Exercise instructions:
Convert each line of the material below into a JSON list of strings, with one string per line and blank lines omitted.

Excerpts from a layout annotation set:
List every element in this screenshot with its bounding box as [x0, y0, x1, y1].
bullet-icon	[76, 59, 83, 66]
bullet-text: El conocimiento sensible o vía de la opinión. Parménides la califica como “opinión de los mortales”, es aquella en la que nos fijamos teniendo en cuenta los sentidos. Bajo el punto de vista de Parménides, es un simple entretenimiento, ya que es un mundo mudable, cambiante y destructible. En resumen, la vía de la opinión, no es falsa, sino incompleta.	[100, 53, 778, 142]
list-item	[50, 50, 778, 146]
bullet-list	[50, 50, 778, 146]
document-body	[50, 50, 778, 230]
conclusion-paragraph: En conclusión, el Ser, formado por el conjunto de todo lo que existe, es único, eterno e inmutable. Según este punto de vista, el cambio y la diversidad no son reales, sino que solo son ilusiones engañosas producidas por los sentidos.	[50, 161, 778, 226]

Correct answer:
[
  "List every element in this screenshot with its bounding box as [x0, y0, x1, y1].",
  "bullet-icon\t[76, 59, 83, 66]",
  "bullet-text: El conocimiento sensible o vía de la opinión. Parménides la califica como “opinión de los mortales”, es aquella en la que nos fijamos teniendo en cuenta los sentidos. Bajo el punto de vista de Parménides, es un simple entretenimiento, ya que es un mundo mudable, cambiante y destructible. En resumen, la vía de la opinión, no es falsa, sino incompleta.\t[100, 53, 778, 142]",
  "list-item\t[50, 50, 778, 146]",
  "bullet-list\t[50, 50, 778, 146]",
  "document-body\t[50, 50, 778, 230]",
  "conclusion-paragraph: En conclusión, el Ser, formado por el conjunto de todo lo que existe, es único, eterno e inmutable. Según este punto de vista, el cambio y la diversidad no son reales, sino que solo son ilusiones engañosas producidas por los sentidos.\t[50, 161, 778, 226]"
]